— WORK INSTRUCTIONS —
Would you return the complete listing below word for word?

--------------------------------

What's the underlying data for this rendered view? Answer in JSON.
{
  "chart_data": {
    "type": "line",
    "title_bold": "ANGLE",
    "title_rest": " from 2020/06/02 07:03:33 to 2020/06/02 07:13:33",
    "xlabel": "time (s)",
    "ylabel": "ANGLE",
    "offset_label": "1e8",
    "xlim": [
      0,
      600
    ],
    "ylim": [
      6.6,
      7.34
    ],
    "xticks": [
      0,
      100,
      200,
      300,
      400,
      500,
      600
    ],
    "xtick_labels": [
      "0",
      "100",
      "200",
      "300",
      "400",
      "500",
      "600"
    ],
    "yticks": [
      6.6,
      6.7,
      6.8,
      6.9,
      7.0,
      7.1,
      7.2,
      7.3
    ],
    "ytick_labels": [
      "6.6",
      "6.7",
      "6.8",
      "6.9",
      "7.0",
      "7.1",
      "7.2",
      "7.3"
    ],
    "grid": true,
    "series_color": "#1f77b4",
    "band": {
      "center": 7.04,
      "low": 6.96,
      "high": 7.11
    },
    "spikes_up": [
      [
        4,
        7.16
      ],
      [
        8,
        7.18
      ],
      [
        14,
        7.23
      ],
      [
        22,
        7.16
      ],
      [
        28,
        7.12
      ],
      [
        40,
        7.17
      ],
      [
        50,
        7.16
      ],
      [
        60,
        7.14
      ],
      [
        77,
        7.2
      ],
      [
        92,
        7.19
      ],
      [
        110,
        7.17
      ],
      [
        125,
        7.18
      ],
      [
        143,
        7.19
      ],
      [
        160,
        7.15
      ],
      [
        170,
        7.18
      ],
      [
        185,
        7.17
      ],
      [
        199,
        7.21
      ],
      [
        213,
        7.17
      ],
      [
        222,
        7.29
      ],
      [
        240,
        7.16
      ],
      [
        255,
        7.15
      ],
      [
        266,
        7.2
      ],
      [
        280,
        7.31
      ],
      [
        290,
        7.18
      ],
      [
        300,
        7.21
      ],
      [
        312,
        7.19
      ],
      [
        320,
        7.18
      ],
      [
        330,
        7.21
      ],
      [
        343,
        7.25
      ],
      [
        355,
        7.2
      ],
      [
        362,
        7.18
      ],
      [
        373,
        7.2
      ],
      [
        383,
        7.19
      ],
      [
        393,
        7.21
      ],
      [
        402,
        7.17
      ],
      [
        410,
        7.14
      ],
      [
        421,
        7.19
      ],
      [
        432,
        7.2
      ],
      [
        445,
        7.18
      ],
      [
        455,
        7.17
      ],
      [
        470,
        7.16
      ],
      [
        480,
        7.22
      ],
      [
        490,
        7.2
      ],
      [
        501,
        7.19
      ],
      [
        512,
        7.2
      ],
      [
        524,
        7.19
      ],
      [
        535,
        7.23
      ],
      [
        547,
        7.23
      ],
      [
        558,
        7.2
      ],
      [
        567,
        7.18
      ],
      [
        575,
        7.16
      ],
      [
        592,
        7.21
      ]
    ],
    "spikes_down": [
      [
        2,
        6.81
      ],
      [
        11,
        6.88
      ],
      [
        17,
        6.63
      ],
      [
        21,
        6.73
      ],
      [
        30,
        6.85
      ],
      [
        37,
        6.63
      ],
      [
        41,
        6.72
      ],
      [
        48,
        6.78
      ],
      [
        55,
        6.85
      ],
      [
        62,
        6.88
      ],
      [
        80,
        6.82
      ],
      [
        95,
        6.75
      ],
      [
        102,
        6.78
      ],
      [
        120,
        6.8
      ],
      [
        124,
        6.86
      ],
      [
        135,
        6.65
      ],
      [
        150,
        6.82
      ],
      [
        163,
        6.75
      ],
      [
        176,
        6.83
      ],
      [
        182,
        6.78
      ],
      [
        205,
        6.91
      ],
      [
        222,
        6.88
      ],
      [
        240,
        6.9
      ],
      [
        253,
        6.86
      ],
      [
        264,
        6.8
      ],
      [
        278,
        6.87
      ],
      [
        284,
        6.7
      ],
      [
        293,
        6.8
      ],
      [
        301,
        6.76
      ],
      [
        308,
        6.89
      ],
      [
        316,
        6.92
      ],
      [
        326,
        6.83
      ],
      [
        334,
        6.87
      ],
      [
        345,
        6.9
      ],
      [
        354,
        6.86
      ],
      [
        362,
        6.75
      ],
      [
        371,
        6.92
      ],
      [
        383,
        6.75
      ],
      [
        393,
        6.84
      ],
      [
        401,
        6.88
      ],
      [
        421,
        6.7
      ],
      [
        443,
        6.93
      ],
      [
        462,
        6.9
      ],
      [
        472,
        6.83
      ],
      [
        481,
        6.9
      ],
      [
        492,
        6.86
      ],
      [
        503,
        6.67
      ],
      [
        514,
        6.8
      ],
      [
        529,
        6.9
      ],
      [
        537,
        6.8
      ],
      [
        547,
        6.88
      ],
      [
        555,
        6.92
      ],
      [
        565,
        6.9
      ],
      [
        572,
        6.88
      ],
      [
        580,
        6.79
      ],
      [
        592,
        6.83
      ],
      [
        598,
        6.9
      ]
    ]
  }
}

--------------------------------

— ANSWER FOR THE TASK —
What's the underlying data for this rendered view? Answer in JSON.
{
  "chart_data": {
    "type": "line",
    "title_bold": "ANGLE",
    "title_rest": " from 2020/06/02 07:03:33 to 2020/06/02 07:13:33",
    "xlabel": "time (s)",
    "ylabel": "ANGLE",
    "offset_label": "1e8",
    "xlim": [
      0,
      600
    ],
    "ylim": [
      6.6,
      7.34
    ],
    "xticks": [
      0,
      100,
      200,
      300,
      400,
      500,
      600
    ],
    "xtick_labels": [
      "0",
      "100",
      "200",
      "300",
      "400",
      "500",
      "600"
    ],
    "yticks": [
      6.6,
      6.7,
      6.8,
      6.9,
      7.0,
      7.1,
      7.2,
      7.3
    ],
    "ytick_labels": [
      "6.6",
      "6.7",
      "6.8",
      "6.9",
      "7.0",
      "7.1",
      "7.2",
      "7.3"
    ],
    "grid": true,
    "series_color": "#1f77b4",
    "band": {
      "center": 7.04,
      "low": 6.96,
      "high": 7.11
    },
    "spikes_up": [
      [
        4,
        7.16
      ],
      [
        8,
        7.18
      ],
      [
        14,
        7.23
      ],
      [
        22,
        7.16
      ],
      [
        28,
        7.12
      ],
      [
        40,
        7.17
      ],
      [
        50,
        7.16
      ],
      [
        60,
        7.14
      ],
      [
        77,
        7.2
      ],
      [
        92,
        7.19
      ],
      [
        110,
        7.17
      ],
      [
        125,
        7.18
      ],
      [
        143,
        7.19
      ],
      [
        160,
        7.15
      ],
      [
        170,
        7.18
      ],
      [
        185,
        7.17
      ],
      [
        199,
        7.21
      ],
      [
        213,
        7.17
      ],
      [
        222,
        7.29
      ],
      [
        240,
        7.16
      ],
      [
        255,
        7.15
      ],
      [
        266,
        7.2
      ],
      [
        280,
        7.31
      ],
      [
        290,
        7.18
      ],
      [
        300,
        7.21
      ],
      [
        312,
        7.19
      ],
      [
        320,
        7.18
      ],
      [
        330,
        7.21
      ],
      [
        343,
        7.25
      ],
      [
        355,
        7.2
      ],
      [
        362,
        7.18
      ],
      [
        373,
        7.2
      ],
      [
        383,
        7.19
      ],
      [
        393,
        7.21
      ],
      [
        402,
        7.17
      ],
      [
        410,
        7.14
      ],
      [
        421,
        7.19
      ],
      [
        432,
        7.2
      ],
      [
        445,
        7.18
      ],
      [
        455,
        7.17
      ],
      [
        470,
        7.16
      ],
      [
        480,
        7.22
      ],
      [
        490,
        7.2
      ],
      [
        501,
        7.19
      ],
      [
        512,
        7.2
      ],
      [
        524,
        7.19
      ],
      [
        535,
        7.23
      ],
      [
        547,
        7.23
      ],
      [
        558,
        7.2
      ],
      [
        567,
        7.18
      ],
      [
        575,
        7.16
      ],
      [
        592,
        7.21
      ]
    ],
    "spikes_down": [
      [
        2,
        6.81
      ],
      [
        11,
        6.88
      ],
      [
        17,
        6.63
      ],
      [
        21,
        6.73
      ],
      [
        30,
        6.85
      ],
      [
        37,
        6.63
      ],
      [
        41,
        6.72
      ],
      [
        48,
        6.78
      ],
      [
        55,
        6.85
      ],
      [
        62,
        6.88
      ],
      [
        80,
        6.82
      ],
      [
        95,
        6.75
      ],
      [
        102,
        6.78
      ],
      [
        120,
        6.8
      ],
      [
        124,
        6.86
      ],
      [
        135,
        6.65
      ],
      [
        150,
        6.82
      ],
      [
        163,
        6.75
      ],
      [
        176,
        6.83
      ],
      [
        182,
        6.78
      ],
      [
        205,
        6.91
      ],
      [
        222,
        6.88
      ],
      [
        240,
        6.9
      ],
      [
        253,
        6.86
      ],
      [
        264,
        6.8
      ],
      [
        278,
        6.87
      ],
      [
        284,
        6.7
      ],
      [
        293,
        6.8
      ],
      [
        301,
        6.76
      ],
      [
        308,
        6.89
      ],
      [
        316,
        6.92
      ],
      [
        326,
        6.83
      ],
      [
        334,
        6.87
      ],
      [
        345,
        6.9
      ],
      [
        354,
        6.86
      ],
      [
        362,
        6.75
      ],
      [
        371,
        6.92
      ],
      [
        383,
        6.75
      ],
      [
        393,
        6.84
      ],
      [
        401,
        6.88
      ],
      [
        421,
        6.7
      ],
      [
        443,
        6.93
      ],
      [
        462,
        6.9
      ],
      [
        472,
        6.83
      ],
      [
        481,
        6.9
      ],
      [
        492,
        6.86
      ],
      [
        503,
        6.67
      ],
      [
        514,
        6.8
      ],
      [
        529,
        6.9
      ],
      [
        537,
        6.8
      ],
      [
        547,
        6.88
      ],
      [
        555,
        6.92
      ],
      [
        565,
        6.9
      ],
      [
        572,
        6.88
      ],
      [
        580,
        6.79
      ],
      [
        592,
        6.83
      ],
      [
        598,
        6.9
      ]
    ]
  }
}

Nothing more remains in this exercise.